## start Information provided

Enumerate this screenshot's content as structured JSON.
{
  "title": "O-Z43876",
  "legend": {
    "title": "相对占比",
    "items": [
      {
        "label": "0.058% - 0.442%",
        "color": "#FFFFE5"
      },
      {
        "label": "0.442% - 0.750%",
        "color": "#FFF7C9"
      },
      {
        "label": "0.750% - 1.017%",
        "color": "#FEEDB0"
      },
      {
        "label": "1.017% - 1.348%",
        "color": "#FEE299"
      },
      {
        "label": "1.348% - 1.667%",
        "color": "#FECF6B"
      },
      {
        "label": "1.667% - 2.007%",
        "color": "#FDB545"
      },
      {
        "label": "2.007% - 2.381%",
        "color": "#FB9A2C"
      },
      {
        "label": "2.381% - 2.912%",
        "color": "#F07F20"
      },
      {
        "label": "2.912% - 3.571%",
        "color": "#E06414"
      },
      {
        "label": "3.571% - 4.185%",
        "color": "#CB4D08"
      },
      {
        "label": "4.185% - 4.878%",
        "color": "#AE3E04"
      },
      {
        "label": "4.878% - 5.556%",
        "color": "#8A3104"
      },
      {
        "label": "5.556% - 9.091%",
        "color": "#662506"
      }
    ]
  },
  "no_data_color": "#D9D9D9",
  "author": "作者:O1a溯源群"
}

## end Information provided

What to work on — Exactly reproduce all of the entries above.

Response —
Enumerate this screenshot's content as structured JSON.
{
  "title": "O-Z43876",
  "legend": {
    "title": "相对占比",
    "items": [
      {
        "label": "0.058% - 0.442%",
        "color": "#FFFFE5"
      },
      {
        "label": "0.442% - 0.750%",
        "color": "#FFF7C9"
      },
      {
        "label": "0.750% - 1.017%",
        "color": "#FEEDB0"
      },
      {
        "label": "1.017% - 1.348%",
        "color": "#FEE299"
      },
      {
        "label": "1.348% - 1.667%",
        "color": "#FECF6B"
      },
      {
        "label": "1.667% - 2.007%",
        "color": "#FDB545"
      },
      {
        "label": "2.007% - 2.381%",
        "color": "#FB9A2C"
      },
      {
        "label": "2.381% - 2.912%",
        "color": "#F07F20"
      },
      {
        "label": "2.912% - 3.571%",
        "color": "#E06414"
      },
      {
        "label": "3.571% - 4.185%",
        "color": "#CB4D08"
      },
      {
        "label": "4.185% - 4.878%",
        "color": "#AE3E04"
      },
      {
        "label": "4.878% - 5.556%",
        "color": "#8A3104"
      },
      {
        "label": "5.556% - 9.091%",
        "color": "#662506"
      }
    ]
  },
  "no_data_color": "#D9D9D9",
  "author": "作者:O1a溯源群"
}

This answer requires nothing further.